Challenge A: According to the opportunity essay, about how much of his hearing did Uncle Jess regain after several treatments?

Source text:
— Begin —

Clean Out Your Ears
Turn Up Your Hearing Aid Because
Opportunity Still Knocks!
The Way We Define Ourselves Can Deafen Us To Opportunity’s Knock
Back in the 1990’s, one of the great question debated by legal scholars, journalist, politicians and stand up comics was, “what is the definition of ‘is’?” Most of us remember where that came from, don’t we? The point was that whether certain acts (according to certain attorney’s) actually took place depended on how one defined “is”. Supporters of the individual whose actions or non-actions (depending on your definition of “is”) triggered the debate became deaf to the charges because their definition of “is” was different from those who weren’t supporters.
Two sales people, selling the same product drive down the same street. They both see a business that has just opened. One drives by saying, “I’ll send them a letter, I don’t make cold calls anymore.” The other makes a U-turn, pulls in and introduces herself. The first sales persons letter arrived…two days after the one who made the cold call wrote an order for $50,000. How we define ourselves deafens us to everyday opportunities.
And it’s not just how we define ourselves. Some people have allowed other people to define them. Parents, teachers and peers sometimes program self-defeating definitions of a person’s abilities into them…definitions that limit their capacity for success, blunt their to grow professionally, and stymie their attempts to set and achieve goals.
So, right now, resolve to identify those definitions of yourself (whether self created or programmed into you by others) and begin redefining yourself. Make an honest appraisal of your abilities—then raise it 10%. Focus on redefining yourself in light of that honest appraisal, set new goals and be alert for the knocking of exciting, new opportunities.
The Experiences We’ve Had Can Deafen Us To Opportunity’s Knock
My Uncle Jess ran one of the big saws in a sawmill in Huttig, Arkansas for so long that his hearing deteriorated. Specialists determined that while the noise level of the workplace had caused some damage to the ear, his hearing loose was mainly due to the amount of fine sawdust particles that managed to get into his ear canal. Over time this hardened and formed a barrier to normal sound. After several treatments to remove years of accumulated sawdust, he regained almost 50% of his hearing. The daily experience of working in a sawmill during the 50’s and 60’s deafened him.

— End —

Challenge B: Please copy, word for word, the part of the listing that runs from its start through the line containing "port-dot-gray[interactable] xyxy=(471,312,475,316)", with both ends included.

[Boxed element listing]
— Begin —

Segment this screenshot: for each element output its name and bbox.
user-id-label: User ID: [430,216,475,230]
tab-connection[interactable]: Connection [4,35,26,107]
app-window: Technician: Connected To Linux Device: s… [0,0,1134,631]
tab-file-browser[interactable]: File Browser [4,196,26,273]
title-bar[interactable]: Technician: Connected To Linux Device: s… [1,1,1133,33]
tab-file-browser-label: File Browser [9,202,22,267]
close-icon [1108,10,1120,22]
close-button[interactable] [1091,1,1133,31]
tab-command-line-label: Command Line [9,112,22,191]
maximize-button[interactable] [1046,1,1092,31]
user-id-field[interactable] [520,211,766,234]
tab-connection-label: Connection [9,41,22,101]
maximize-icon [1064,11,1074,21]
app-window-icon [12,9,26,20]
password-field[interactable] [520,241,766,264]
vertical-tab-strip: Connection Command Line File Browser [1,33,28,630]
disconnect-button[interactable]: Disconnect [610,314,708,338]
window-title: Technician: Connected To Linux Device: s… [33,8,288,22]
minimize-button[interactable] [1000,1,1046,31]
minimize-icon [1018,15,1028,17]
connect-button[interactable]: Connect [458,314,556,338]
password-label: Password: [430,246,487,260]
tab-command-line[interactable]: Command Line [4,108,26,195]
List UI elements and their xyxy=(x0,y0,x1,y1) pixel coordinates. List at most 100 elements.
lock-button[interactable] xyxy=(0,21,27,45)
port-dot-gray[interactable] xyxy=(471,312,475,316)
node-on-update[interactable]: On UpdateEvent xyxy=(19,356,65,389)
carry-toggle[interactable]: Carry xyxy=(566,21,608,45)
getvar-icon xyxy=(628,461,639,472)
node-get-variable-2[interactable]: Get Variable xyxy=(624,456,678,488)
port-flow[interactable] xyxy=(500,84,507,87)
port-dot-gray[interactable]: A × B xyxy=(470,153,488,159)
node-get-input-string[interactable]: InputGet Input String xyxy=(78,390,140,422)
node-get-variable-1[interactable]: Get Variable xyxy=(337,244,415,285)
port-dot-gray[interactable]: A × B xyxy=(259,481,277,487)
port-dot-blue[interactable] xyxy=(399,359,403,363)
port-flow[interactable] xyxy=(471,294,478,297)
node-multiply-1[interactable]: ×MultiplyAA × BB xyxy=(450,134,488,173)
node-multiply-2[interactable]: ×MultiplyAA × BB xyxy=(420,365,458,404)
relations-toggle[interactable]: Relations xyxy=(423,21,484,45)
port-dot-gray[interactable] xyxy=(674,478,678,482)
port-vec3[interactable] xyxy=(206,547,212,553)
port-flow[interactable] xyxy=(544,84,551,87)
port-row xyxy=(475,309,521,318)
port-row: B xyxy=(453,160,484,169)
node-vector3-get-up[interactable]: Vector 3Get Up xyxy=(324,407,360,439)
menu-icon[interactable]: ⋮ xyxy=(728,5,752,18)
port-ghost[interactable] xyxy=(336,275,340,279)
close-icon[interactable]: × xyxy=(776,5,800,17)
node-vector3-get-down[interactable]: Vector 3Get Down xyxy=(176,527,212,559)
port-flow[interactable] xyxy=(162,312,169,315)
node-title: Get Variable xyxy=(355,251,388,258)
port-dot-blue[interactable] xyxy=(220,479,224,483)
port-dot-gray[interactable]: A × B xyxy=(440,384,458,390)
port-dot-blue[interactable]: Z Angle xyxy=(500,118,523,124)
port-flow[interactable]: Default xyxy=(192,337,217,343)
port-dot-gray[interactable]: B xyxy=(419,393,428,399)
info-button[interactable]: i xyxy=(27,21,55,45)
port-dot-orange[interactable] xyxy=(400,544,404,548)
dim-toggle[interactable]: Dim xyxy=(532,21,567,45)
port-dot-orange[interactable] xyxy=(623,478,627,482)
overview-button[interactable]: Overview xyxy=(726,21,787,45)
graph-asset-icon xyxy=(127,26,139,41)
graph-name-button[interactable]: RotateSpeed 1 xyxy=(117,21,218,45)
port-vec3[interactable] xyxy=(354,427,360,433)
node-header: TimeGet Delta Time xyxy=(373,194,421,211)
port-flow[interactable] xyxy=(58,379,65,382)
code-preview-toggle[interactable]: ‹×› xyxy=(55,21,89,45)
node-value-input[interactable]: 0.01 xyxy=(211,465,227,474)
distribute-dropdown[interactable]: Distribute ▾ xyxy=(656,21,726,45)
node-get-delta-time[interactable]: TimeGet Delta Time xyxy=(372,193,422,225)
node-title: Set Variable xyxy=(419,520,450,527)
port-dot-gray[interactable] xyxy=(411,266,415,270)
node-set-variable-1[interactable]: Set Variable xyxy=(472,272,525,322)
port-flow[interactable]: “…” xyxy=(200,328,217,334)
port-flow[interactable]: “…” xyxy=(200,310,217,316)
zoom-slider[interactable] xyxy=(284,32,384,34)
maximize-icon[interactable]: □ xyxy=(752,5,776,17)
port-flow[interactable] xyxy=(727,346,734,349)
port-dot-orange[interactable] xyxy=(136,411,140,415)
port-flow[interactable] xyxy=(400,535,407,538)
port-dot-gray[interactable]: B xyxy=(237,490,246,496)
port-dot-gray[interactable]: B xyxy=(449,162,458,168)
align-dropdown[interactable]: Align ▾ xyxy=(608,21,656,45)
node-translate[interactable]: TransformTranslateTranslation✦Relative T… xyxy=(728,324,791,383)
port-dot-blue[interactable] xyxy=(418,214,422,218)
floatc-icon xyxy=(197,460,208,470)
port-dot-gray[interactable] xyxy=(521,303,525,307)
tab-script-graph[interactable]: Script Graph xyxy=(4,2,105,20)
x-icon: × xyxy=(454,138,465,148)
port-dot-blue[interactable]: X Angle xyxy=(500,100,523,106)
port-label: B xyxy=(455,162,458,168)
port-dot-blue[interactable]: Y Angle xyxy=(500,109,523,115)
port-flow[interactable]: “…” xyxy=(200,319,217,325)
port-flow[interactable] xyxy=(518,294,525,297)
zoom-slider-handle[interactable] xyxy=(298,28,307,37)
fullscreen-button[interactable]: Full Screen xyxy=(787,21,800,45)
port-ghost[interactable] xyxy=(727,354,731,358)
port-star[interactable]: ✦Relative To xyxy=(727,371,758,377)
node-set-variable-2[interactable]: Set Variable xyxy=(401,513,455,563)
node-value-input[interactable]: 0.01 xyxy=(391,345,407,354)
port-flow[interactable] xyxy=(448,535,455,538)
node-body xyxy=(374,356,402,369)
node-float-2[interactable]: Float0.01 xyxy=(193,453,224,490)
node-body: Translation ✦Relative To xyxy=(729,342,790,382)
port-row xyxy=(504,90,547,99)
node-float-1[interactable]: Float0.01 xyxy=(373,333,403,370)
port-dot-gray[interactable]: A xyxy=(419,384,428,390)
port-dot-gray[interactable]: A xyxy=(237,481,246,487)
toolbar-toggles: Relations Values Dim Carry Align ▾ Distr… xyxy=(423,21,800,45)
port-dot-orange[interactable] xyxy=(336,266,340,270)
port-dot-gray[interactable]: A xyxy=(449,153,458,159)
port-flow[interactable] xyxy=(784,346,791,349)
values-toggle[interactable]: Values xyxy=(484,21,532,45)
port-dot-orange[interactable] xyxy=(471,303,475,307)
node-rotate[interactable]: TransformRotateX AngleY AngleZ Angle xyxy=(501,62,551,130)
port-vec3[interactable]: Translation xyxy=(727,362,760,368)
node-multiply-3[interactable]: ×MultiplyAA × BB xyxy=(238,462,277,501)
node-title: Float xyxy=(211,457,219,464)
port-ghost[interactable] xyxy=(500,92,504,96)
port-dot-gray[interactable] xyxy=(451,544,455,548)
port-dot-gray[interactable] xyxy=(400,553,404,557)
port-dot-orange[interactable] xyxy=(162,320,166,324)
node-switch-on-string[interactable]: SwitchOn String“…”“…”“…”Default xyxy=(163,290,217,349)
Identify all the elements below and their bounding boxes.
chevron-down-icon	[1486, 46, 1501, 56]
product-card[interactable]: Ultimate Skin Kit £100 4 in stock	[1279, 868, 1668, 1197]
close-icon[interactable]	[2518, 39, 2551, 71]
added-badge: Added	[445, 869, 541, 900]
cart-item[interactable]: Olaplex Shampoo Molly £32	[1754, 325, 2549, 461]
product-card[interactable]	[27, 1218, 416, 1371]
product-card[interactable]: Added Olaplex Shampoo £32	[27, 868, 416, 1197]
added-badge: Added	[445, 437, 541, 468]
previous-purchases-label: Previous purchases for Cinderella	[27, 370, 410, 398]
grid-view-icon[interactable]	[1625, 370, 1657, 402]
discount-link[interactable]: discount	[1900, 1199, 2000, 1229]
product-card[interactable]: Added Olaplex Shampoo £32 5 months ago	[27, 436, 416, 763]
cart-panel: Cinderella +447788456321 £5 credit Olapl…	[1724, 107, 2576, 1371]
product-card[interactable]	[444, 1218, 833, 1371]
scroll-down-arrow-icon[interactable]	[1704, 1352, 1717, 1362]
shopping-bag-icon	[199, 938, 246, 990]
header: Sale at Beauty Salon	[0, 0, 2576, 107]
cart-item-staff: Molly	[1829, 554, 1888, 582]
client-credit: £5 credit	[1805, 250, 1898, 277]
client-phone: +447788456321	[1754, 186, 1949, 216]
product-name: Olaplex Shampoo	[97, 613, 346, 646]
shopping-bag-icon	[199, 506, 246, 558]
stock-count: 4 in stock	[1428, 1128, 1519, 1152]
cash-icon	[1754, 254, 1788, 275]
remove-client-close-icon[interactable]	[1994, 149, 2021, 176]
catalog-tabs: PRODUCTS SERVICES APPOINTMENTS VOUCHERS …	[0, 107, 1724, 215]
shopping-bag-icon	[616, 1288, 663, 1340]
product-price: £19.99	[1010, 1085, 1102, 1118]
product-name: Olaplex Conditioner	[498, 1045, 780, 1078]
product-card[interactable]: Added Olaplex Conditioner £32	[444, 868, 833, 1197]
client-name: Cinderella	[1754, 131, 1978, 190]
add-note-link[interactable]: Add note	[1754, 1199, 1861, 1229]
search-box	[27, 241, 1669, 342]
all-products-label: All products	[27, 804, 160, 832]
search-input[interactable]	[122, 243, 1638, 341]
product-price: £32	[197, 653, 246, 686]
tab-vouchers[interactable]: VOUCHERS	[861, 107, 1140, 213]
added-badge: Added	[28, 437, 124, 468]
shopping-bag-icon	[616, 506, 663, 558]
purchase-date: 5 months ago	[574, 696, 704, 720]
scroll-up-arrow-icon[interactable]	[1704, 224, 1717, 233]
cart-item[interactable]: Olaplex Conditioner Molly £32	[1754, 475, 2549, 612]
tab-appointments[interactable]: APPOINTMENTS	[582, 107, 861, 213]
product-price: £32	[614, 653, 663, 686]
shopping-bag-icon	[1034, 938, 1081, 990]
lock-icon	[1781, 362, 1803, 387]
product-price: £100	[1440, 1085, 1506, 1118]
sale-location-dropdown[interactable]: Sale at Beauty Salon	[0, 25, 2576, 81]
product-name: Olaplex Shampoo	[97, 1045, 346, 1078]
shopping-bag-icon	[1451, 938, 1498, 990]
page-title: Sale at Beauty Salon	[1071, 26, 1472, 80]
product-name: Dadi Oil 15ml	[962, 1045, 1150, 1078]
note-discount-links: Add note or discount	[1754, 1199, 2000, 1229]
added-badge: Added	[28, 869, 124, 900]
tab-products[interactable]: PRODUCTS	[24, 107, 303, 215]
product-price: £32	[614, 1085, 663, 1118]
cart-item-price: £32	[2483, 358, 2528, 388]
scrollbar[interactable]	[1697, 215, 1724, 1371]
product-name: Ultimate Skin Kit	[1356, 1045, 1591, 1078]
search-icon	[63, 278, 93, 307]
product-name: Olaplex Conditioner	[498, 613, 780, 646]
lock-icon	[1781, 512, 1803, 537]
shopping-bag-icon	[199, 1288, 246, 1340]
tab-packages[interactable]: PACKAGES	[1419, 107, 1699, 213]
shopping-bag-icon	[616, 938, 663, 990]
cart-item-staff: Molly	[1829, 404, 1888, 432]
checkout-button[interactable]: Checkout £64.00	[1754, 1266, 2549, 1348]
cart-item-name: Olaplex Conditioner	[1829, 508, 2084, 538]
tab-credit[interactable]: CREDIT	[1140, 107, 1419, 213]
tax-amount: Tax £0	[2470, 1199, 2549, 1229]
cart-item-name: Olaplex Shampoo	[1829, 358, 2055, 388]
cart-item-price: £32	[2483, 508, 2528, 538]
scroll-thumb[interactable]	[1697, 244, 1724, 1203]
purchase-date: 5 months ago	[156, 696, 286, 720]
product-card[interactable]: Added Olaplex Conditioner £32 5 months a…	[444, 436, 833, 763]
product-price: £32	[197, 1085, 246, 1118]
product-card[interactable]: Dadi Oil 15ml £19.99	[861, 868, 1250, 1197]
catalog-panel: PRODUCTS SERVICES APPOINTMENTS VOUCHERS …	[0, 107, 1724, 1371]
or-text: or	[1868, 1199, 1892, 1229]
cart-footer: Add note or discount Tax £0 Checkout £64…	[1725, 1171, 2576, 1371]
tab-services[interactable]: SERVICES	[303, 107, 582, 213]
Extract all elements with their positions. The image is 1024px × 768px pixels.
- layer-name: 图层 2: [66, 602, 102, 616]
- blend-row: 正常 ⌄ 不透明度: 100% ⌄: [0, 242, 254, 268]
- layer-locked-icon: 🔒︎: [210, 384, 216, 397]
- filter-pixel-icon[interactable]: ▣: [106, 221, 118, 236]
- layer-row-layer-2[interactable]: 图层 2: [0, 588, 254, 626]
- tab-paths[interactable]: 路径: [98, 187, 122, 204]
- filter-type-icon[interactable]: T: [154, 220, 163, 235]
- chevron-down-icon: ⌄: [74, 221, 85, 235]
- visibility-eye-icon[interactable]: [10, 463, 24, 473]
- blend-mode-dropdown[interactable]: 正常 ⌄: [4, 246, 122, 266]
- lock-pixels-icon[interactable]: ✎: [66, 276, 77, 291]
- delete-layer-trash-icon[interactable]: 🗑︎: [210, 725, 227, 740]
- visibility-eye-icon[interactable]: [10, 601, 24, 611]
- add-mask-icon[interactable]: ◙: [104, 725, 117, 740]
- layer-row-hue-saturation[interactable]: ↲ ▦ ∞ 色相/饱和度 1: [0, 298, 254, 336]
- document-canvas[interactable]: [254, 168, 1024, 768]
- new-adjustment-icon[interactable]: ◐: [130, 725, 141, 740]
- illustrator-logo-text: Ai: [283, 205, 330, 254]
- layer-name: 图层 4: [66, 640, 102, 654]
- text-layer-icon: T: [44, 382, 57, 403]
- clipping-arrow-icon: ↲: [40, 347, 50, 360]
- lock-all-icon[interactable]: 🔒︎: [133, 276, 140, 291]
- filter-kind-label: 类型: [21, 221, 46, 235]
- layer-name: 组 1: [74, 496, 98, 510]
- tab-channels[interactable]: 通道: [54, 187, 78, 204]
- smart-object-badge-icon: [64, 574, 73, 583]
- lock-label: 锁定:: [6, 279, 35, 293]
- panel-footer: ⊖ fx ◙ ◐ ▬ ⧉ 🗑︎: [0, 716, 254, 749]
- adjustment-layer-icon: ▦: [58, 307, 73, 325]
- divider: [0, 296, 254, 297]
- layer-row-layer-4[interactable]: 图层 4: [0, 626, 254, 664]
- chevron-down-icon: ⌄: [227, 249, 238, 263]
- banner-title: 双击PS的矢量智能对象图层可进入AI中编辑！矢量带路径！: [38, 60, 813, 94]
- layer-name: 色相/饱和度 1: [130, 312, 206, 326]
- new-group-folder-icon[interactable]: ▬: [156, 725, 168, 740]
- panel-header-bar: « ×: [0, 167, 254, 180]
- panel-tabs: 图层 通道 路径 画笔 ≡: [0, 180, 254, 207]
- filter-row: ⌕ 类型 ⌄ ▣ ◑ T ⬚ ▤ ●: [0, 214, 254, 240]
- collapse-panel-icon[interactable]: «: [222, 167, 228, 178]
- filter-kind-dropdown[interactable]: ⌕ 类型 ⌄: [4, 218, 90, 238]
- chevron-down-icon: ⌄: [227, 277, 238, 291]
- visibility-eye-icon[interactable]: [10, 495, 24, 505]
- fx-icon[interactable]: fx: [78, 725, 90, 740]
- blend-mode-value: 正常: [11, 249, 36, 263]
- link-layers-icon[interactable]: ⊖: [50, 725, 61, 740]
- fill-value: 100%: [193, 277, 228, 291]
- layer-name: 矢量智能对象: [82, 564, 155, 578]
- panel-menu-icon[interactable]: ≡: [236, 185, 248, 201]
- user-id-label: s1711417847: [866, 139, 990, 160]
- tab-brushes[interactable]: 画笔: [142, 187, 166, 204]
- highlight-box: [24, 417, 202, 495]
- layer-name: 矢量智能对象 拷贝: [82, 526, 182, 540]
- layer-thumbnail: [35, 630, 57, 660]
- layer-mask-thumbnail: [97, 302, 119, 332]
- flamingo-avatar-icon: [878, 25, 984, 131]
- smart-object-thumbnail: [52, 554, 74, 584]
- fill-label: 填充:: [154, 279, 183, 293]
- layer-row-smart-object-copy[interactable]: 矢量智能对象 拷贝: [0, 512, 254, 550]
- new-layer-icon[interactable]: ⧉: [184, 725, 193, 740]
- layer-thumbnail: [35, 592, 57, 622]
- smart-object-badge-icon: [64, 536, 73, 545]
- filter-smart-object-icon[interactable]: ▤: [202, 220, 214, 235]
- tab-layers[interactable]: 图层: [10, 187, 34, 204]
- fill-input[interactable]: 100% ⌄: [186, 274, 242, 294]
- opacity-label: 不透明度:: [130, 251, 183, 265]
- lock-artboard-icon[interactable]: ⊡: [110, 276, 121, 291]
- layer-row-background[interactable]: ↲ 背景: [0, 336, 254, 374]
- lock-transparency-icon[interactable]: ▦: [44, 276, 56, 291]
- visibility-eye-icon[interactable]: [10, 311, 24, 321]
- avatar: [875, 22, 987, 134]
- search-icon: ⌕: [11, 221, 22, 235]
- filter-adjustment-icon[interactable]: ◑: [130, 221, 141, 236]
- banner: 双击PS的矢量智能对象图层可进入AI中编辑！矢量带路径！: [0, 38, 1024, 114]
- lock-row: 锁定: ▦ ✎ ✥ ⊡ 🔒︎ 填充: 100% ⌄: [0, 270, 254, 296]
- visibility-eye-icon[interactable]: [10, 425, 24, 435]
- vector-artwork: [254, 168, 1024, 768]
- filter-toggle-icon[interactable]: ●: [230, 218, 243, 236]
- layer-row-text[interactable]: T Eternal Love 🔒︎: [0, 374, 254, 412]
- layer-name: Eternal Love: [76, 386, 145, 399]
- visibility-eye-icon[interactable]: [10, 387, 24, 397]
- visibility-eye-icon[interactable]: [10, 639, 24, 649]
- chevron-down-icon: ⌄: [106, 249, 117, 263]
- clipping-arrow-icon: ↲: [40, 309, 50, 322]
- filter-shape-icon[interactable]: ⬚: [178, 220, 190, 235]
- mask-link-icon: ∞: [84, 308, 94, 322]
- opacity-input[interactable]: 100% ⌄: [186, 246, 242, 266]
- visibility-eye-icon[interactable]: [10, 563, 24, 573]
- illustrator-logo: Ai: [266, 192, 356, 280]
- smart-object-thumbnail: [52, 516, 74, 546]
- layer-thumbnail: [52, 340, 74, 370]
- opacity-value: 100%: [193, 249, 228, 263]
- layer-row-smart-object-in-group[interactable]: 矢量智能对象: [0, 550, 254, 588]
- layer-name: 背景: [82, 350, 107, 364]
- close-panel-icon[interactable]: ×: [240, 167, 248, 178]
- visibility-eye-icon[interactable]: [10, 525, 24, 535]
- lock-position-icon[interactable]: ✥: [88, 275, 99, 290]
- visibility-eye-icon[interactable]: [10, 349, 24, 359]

— End —

Correct output A: Almost 50% of his hearing.

Correct output B:
Segment this screenshot: for each element output its name and bbox.
user-id-label: User ID: [430,216,475,230]
tab-connection[interactable]: Connection [4,35,26,107]
app-window: Technician: Connected To Linux Device: s… [0,0,1134,631]
tab-file-browser[interactable]: File Browser [4,196,26,273]
title-bar[interactable]: Technician: Connected To Linux Device: s… [1,1,1133,33]
tab-file-browser-label: File Browser [9,202,22,267]
close-icon [1108,10,1120,22]
close-button[interactable] [1091,1,1133,31]
tab-command-line-label: Command Line [9,112,22,191]
maximize-button[interactable] [1046,1,1092,31]
user-id-field[interactable] [520,211,766,234]
tab-connection-label: Connection [9,41,22,101]
maximize-icon [1064,11,1074,21]
app-window-icon [12,9,26,20]
password-field[interactable] [520,241,766,264]
vertical-tab-strip: Connection Command Line File Browser [1,33,28,630]
disconnect-button[interactable]: Disconnect [610,314,708,338]
window-title: Technician: Connected To Linux Device: s… [33,8,288,22]
minimize-button[interactable] [1000,1,1046,31]
minimize-icon [1018,15,1028,17]
connect-button[interactable]: Connect [458,314,556,338]
password-label: Password: [430,246,487,260]
tab-command-line[interactable]: Command Line [4,108,26,195]
List UI elements and their xyxy=(x0,y0,x1,y1) pixel coordinates. List at most 100 elements.
lock-button[interactable] xyxy=(0,21,27,45)
port-dot-gray[interactable] xyxy=(471,312,475,316)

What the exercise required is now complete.